Exercise details →
Make an exact copy of all the material below, apart from the pictures.

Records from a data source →
►
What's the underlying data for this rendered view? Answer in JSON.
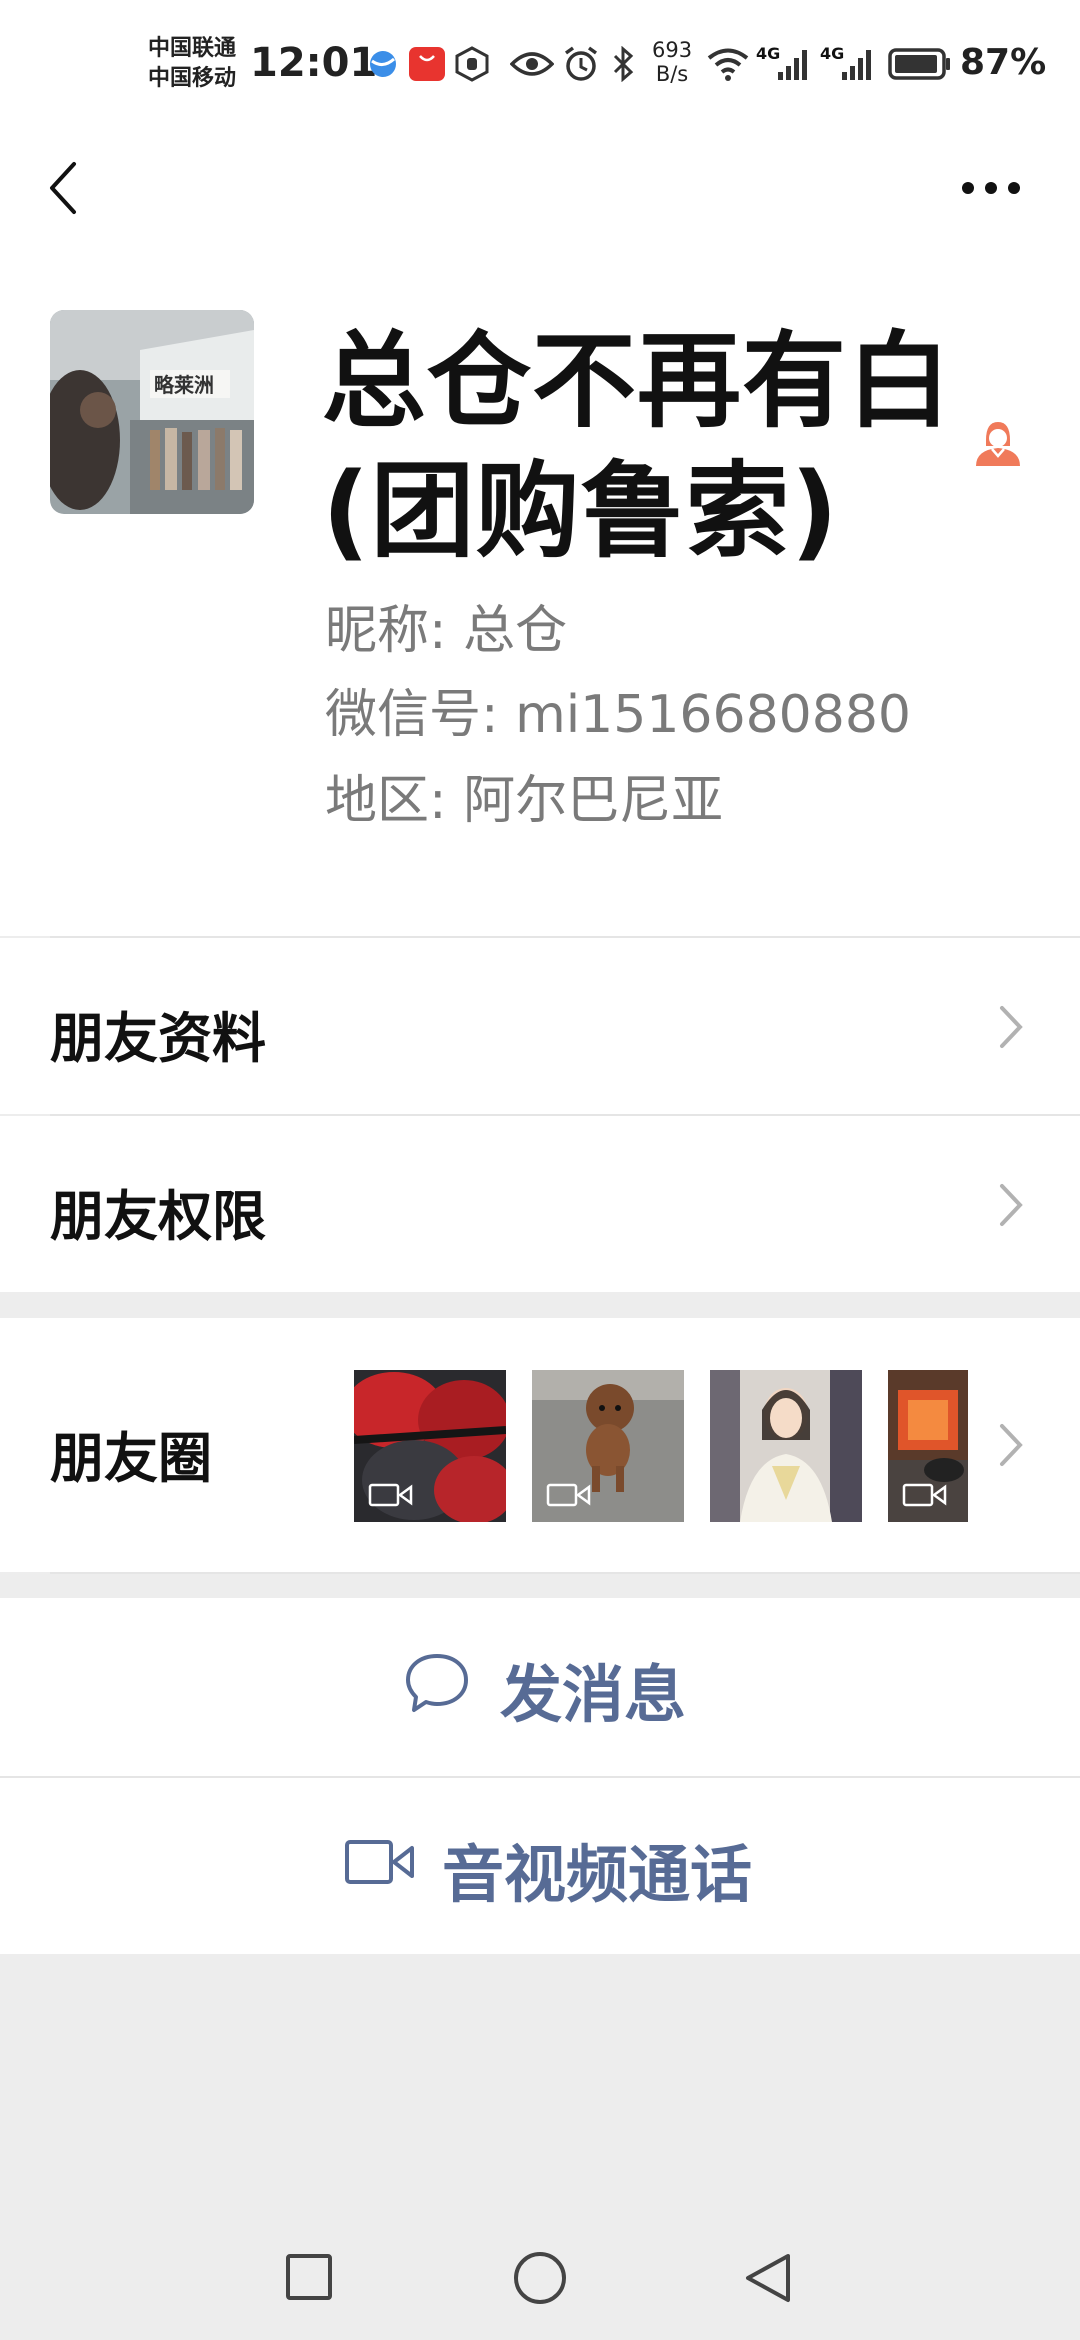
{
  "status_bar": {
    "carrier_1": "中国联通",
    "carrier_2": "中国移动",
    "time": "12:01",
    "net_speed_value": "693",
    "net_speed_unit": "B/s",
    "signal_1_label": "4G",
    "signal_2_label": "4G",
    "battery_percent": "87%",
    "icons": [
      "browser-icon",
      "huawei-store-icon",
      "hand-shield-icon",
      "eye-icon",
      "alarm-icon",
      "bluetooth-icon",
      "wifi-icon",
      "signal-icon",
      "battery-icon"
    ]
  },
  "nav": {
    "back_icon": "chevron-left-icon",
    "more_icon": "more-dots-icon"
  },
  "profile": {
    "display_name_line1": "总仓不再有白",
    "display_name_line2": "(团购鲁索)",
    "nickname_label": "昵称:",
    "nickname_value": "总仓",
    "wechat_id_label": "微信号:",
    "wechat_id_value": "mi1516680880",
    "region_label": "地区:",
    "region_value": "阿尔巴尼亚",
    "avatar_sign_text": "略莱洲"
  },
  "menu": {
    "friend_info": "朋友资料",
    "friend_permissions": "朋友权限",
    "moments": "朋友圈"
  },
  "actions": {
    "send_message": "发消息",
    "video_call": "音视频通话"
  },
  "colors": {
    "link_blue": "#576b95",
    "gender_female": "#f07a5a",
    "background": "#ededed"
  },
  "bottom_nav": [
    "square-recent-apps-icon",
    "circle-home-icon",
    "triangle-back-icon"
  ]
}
◄
Output of the exercise →
What's the underlying data for this rendered view? Answer in JSON.
{
  "status_bar": {
    "carrier_1": "中国联通",
    "carrier_2": "中国移动",
    "time": "12:01",
    "net_speed_value": "693",
    "net_speed_unit": "B/s",
    "signal_1_label": "4G",
    "signal_2_label": "4G",
    "battery_percent": "87%",
    "icons": [
      "browser-icon",
      "huawei-store-icon",
      "hand-shield-icon",
      "eye-icon",
      "alarm-icon",
      "bluetooth-icon",
      "wifi-icon",
      "signal-icon",
      "battery-icon"
    ]
  },
  "nav": {
    "back_icon": "chevron-left-icon",
    "more_icon": "more-dots-icon"
  },
  "profile": {
    "display_name_line1": "总仓不再有白",
    "display_name_line2": "(团购鲁索)",
    "nickname_label": "昵称:",
    "nickname_value": "总仓",
    "wechat_id_label": "微信号:",
    "wechat_id_value": "mi1516680880",
    "region_label": "地区:",
    "region_value": "阿尔巴尼亚",
    "avatar_sign_text": "略莱洲"
  },
  "menu": {
    "friend_info": "朋友资料",
    "friend_permissions": "朋友权限",
    "moments": "朋友圈"
  },
  "actions": {
    "send_message": "发消息",
    "video_call": "音视频通话"
  },
  "colors": {
    "link_blue": "#576b95",
    "gender_female": "#f07a5a",
    "background": "#ededed"
  },
  "bottom_nav": [
    "square-recent-apps-icon",
    "circle-home-icon",
    "triangle-back-icon"
  ]
}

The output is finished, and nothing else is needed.